[start Records to process]

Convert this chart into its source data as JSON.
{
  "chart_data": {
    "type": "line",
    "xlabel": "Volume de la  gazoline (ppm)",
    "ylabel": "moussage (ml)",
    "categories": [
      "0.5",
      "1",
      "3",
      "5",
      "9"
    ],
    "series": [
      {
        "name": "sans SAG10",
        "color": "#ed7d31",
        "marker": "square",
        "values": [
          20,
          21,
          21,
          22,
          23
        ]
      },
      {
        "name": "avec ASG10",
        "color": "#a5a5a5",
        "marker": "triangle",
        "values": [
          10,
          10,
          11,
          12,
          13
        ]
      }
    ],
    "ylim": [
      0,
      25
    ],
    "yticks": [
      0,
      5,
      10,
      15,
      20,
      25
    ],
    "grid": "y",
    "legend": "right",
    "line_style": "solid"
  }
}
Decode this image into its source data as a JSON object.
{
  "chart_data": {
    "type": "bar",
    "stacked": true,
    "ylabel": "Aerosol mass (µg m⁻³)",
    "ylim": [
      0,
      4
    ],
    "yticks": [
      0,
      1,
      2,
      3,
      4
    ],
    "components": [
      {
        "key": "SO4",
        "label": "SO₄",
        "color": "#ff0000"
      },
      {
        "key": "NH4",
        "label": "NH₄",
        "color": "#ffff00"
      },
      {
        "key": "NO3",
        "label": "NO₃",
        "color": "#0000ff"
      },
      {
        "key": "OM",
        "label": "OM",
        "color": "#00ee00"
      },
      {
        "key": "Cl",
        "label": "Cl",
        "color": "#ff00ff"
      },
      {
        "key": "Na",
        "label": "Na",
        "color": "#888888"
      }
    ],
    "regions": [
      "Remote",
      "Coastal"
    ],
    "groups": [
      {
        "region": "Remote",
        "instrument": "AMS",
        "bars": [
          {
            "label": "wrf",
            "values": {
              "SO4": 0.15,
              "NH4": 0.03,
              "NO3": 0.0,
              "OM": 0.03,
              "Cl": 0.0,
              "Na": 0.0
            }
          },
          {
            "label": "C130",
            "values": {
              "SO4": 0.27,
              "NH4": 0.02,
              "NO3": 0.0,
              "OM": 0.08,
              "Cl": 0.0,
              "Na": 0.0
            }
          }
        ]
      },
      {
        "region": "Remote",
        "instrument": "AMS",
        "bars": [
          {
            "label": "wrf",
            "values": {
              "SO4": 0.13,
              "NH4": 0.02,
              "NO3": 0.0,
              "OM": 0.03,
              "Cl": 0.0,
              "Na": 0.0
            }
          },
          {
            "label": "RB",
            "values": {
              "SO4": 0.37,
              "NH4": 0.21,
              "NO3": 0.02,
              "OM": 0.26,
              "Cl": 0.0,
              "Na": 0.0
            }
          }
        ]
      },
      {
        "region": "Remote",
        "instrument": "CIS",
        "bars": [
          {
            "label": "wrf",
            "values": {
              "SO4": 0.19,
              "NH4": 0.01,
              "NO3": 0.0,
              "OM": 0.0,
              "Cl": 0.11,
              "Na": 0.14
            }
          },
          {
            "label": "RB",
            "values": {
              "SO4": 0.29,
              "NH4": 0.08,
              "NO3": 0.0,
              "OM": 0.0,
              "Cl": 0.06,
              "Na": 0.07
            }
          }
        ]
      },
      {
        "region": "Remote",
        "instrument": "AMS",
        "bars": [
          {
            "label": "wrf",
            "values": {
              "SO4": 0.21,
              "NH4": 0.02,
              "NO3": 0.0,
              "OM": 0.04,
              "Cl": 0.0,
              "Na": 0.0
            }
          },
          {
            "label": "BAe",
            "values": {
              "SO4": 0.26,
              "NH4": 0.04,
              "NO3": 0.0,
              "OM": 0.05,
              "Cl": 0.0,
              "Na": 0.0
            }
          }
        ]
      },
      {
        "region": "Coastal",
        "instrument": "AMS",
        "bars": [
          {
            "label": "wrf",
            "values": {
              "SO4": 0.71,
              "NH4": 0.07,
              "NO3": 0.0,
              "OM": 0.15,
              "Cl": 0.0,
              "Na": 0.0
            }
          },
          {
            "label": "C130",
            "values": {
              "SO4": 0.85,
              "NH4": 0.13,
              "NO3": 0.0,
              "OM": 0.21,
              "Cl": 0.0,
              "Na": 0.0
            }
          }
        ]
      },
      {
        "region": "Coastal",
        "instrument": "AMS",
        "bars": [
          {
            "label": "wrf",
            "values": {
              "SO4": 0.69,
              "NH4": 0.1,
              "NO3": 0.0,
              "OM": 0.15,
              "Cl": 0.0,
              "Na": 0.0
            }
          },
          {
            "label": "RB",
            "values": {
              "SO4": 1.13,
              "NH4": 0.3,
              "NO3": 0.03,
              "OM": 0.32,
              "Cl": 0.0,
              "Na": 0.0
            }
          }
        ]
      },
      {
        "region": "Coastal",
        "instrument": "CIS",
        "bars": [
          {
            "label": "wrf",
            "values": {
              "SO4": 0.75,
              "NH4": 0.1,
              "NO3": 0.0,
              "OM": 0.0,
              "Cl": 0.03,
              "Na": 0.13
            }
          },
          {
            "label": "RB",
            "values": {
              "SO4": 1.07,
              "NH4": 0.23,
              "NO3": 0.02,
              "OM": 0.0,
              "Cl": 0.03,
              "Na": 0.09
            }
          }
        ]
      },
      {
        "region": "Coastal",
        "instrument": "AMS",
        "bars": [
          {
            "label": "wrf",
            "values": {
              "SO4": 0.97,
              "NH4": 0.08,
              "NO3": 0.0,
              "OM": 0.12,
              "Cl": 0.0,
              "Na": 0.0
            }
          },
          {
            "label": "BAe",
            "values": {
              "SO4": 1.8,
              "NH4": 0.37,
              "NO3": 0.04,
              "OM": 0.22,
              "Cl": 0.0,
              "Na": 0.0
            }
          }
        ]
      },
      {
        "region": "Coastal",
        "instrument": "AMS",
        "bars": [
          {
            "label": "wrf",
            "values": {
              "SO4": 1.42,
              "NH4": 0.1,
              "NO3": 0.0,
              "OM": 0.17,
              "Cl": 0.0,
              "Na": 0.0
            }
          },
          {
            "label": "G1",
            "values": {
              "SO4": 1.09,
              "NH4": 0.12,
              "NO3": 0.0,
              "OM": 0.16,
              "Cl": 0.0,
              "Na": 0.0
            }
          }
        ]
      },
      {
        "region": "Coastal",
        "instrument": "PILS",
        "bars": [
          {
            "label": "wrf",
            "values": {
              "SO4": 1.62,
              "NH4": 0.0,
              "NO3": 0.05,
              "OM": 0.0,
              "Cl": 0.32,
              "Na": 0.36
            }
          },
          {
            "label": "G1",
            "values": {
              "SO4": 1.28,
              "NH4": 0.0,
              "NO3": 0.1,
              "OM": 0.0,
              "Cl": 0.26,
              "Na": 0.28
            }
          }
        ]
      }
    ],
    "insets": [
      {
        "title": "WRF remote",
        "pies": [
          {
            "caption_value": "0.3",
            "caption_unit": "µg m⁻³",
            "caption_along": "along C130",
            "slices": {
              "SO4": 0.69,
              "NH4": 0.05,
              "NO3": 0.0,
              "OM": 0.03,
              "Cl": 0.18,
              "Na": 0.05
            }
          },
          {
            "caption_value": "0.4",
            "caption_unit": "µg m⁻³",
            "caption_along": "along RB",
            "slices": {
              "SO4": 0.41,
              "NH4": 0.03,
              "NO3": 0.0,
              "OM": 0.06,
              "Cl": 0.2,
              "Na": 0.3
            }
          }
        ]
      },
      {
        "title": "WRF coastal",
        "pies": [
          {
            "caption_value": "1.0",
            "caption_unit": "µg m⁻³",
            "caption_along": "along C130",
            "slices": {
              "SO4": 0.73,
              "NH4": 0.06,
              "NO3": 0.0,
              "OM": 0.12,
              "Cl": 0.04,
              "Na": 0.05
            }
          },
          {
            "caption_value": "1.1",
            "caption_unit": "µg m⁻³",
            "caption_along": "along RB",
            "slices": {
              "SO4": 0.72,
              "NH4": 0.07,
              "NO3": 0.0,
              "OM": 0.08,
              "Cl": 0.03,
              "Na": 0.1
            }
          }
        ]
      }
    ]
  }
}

[end Records to process]

* Task brief
Check each line of the records above for the string "ylabel", and report every line that has it.

* In response
    "ylabel": "moussage (ml)",
    "ylabel": "Aerosol mass (µg m⁻³)",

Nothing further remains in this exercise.